** START Entries provided **
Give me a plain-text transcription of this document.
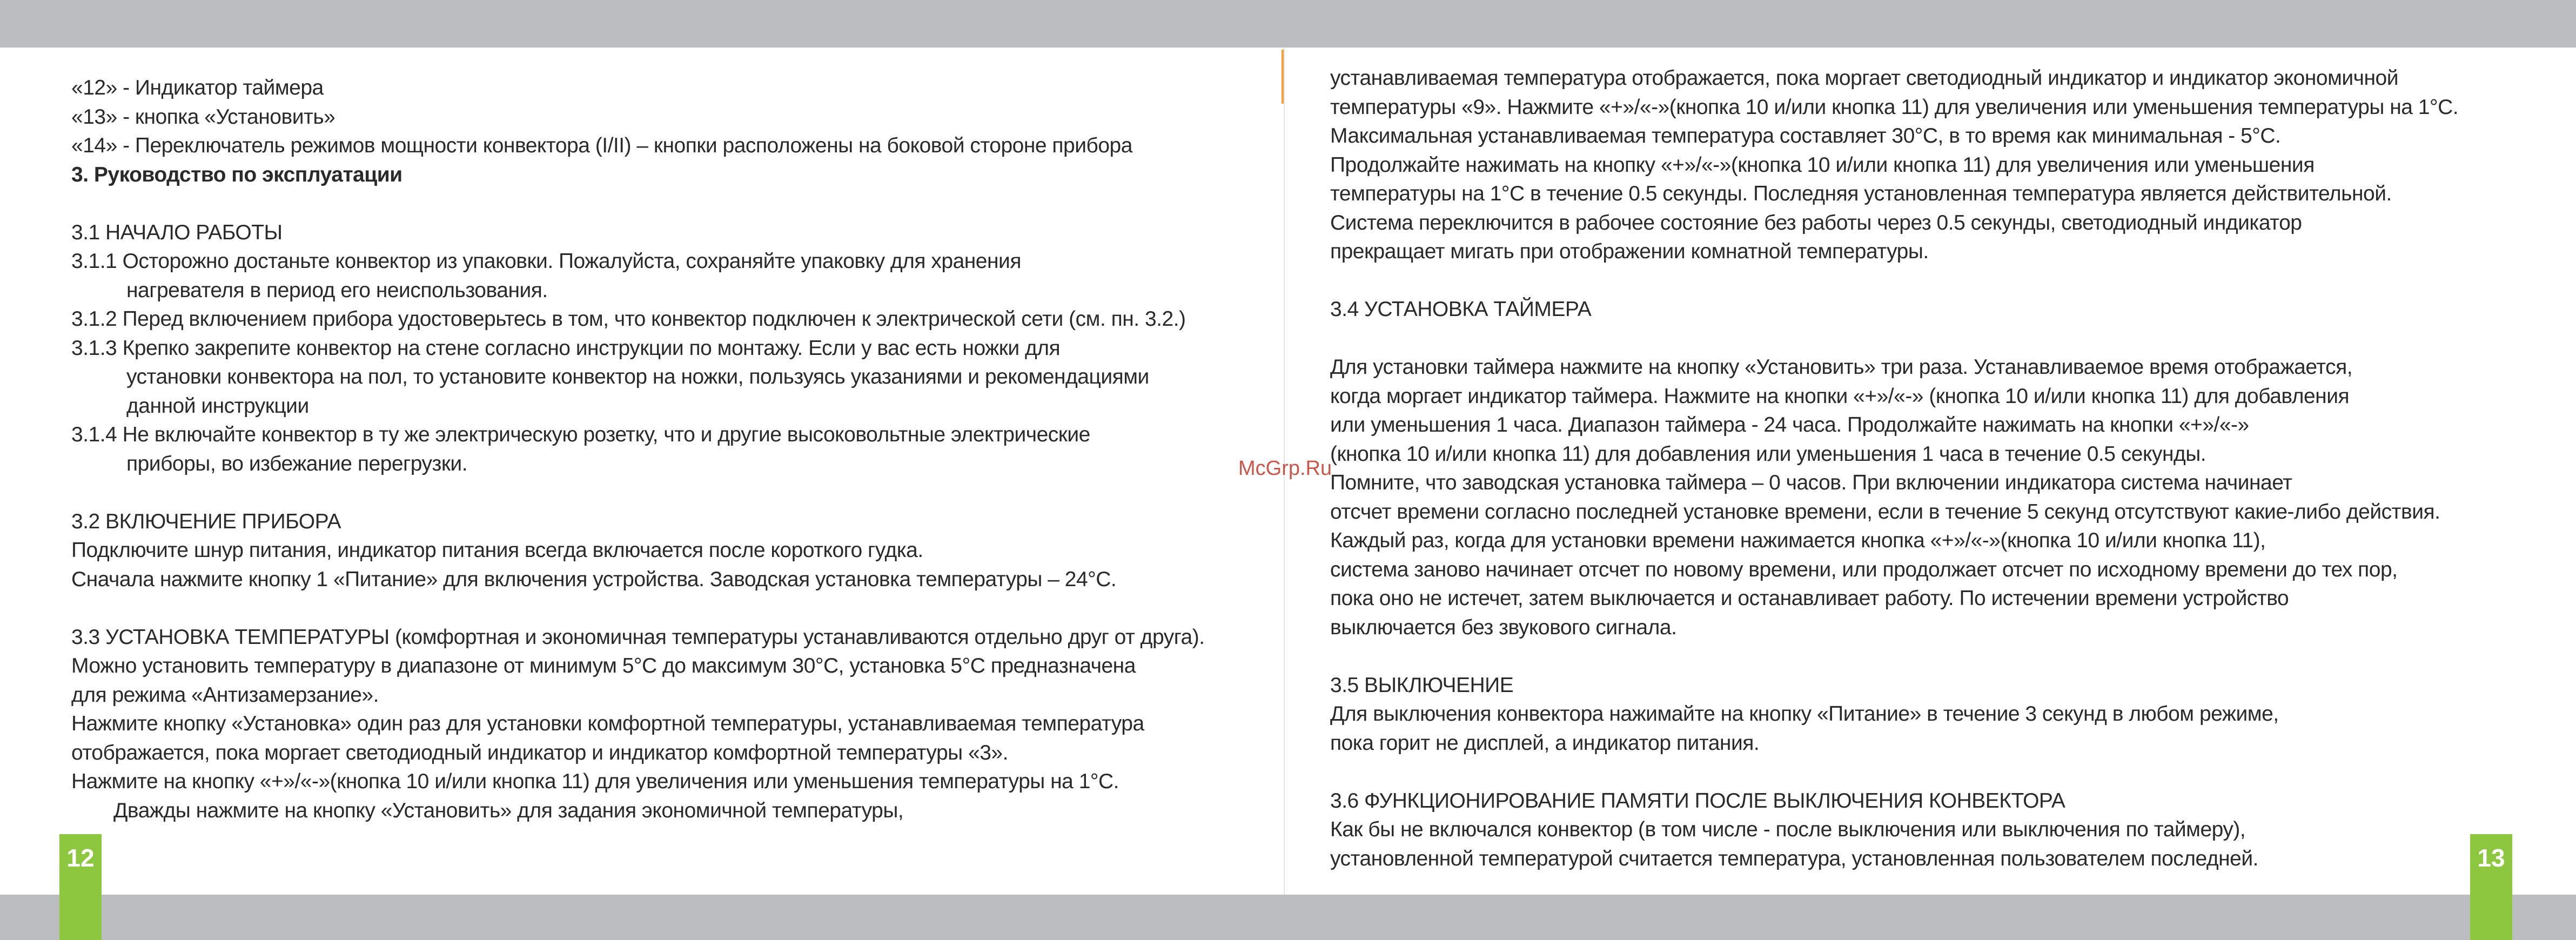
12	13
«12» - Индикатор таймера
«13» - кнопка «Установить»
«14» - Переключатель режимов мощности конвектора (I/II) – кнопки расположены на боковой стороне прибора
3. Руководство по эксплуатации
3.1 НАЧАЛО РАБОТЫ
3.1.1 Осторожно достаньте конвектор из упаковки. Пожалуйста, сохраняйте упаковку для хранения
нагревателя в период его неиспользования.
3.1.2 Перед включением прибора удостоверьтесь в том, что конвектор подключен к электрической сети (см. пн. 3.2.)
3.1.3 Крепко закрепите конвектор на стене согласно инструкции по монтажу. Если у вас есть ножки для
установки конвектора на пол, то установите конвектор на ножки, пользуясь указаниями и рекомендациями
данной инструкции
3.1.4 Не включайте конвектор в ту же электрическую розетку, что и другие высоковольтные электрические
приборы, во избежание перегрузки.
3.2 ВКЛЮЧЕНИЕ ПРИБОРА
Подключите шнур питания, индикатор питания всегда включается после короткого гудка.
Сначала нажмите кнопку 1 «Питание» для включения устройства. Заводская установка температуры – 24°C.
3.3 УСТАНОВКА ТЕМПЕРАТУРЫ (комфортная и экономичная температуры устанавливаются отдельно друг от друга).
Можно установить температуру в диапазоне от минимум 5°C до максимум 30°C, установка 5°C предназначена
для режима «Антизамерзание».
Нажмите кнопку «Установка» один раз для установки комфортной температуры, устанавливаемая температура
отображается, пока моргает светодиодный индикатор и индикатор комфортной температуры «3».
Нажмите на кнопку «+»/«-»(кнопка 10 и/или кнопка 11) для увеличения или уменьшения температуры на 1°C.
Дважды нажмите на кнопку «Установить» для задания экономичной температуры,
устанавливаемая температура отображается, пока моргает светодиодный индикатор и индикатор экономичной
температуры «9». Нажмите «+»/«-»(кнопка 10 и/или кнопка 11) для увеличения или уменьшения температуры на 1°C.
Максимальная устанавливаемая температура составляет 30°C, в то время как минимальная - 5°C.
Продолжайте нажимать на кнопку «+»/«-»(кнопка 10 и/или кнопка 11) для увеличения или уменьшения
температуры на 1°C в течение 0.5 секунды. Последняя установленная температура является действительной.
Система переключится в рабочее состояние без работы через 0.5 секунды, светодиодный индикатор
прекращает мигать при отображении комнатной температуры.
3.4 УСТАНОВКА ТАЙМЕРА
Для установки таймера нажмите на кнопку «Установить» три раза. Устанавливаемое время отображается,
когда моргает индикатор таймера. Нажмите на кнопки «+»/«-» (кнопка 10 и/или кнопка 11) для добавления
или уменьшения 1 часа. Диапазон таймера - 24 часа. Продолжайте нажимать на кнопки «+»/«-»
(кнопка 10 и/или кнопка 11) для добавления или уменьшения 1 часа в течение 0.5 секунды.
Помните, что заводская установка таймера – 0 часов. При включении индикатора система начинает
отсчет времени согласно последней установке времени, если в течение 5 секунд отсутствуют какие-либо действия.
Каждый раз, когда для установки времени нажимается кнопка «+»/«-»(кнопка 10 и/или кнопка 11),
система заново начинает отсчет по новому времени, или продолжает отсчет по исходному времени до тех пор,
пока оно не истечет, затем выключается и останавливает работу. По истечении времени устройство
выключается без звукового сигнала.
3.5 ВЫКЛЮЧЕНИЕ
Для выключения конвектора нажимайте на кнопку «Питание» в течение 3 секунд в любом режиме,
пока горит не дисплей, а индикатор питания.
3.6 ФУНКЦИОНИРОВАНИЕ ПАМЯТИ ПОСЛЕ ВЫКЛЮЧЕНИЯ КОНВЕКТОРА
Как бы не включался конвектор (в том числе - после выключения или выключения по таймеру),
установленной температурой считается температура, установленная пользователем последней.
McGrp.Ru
** END Entries provided **
Repeat the material above in full and unchanged, minus its images.

§ Problem solution
Give me a plain-text transcription of this document.
12	13
«12» - Индикатор таймера
«13» - кнопка «Установить»
«14» - Переключатель режимов мощности конвектора (I/II) – кнопки расположены на боковой стороне прибора
3. Руководство по эксплуатации
3.1 НАЧАЛО РАБОТЫ
3.1.1 Осторожно достаньте конвектор из упаковки. Пожалуйста, сохраняйте упаковку для хранения
нагревателя в период его неиспользования.
3.1.2 Перед включением прибора удостоверьтесь в том, что конвектор подключен к электрической сети (см. пн. 3.2.)
3.1.3 Крепко закрепите конвектор на стене согласно инструкции по монтажу. Если у вас есть ножки для
установки конвектора на пол, то установите конвектор на ножки, пользуясь указаниями и рекомендациями
данной инструкции
3.1.4 Не включайте конвектор в ту же электрическую розетку, что и другие высоковольтные электрические
приборы, во избежание перегрузки.
3.2 ВКЛЮЧЕНИЕ ПРИБОРА
Подключите шнур питания, индикатор питания всегда включается после короткого гудка.
Сначала нажмите кнопку 1 «Питание» для включения устройства. Заводская установка температуры – 24°C.
3.3 УСТАНОВКА ТЕМПЕРАТУРЫ (комфортная и экономичная температуры устанавливаются отдельно друг от друга).
Можно установить температуру в диапазоне от минимум 5°C до максимум 30°C, установка 5°C предназначена
для режима «Антизамерзание».
Нажмите кнопку «Установка» один раз для установки комфортной температуры, устанавливаемая температура
отображается, пока моргает светодиодный индикатор и индикатор комфортной температуры «3».
Нажмите на кнопку «+»/«-»(кнопка 10 и/или кнопка 11) для увеличения или уменьшения температуры на 1°C.
Дважды нажмите на кнопку «Установить» для задания экономичной температуры,
устанавливаемая температура отображается, пока моргает светодиодный индикатор и индикатор экономичной
температуры «9». Нажмите «+»/«-»(кнопка 10 и/или кнопка 11) для увеличения или уменьшения температуры на 1°C.
Максимальная устанавливаемая температура составляет 30°C, в то время как минимальная - 5°C.
Продолжайте нажимать на кнопку «+»/«-»(кнопка 10 и/или кнопка 11) для увеличения или уменьшения
температуры на 1°C в течение 0.5 секунды. Последняя установленная температура является действительной.
Система переключится в рабочее состояние без работы через 0.5 секунды, светодиодный индикатор
прекращает мигать при отображении комнатной температуры.
3.4 УСТАНОВКА ТАЙМЕРА
Для установки таймера нажмите на кнопку «Установить» три раза. Устанавливаемое время отображается,
когда моргает индикатор таймера. Нажмите на кнопки «+»/«-» (кнопка 10 и/или кнопка 11) для добавления
или уменьшения 1 часа. Диапазон таймера - 24 часа. Продолжайте нажимать на кнопки «+»/«-»
(кнопка 10 и/или кнопка 11) для добавления или уменьшения 1 часа в течение 0.5 секунды.
Помните, что заводская установка таймера – 0 часов. При включении индикатора система начинает
отсчет времени согласно последней установке времени, если в течение 5 секунд отсутствуют какие-либо действия.
Каждый раз, когда для установки времени нажимается кнопка «+»/«-»(кнопка 10 и/или кнопка 11),
система заново начинает отсчет по новому времени, или продолжает отсчет по исходному времени до тех пор,
пока оно не истечет, затем выключается и останавливает работу. По истечении времени устройство
выключается без звукового сигнала.
3.5 ВЫКЛЮЧЕНИЕ
Для выключения конвектора нажимайте на кнопку «Питание» в течение 3 секунд в любом режиме,
пока горит не дисплей, а индикатор питания.
3.6 ФУНКЦИОНИРОВАНИЕ ПАМЯТИ ПОСЛЕ ВЫКЛЮЧЕНИЯ КОНВЕКТОРА
Как бы не включался конвектор (в том числе - после выключения или выключения по таймеру),
установленной температурой считается температура, установленная пользователем последней.
McGrp.Ru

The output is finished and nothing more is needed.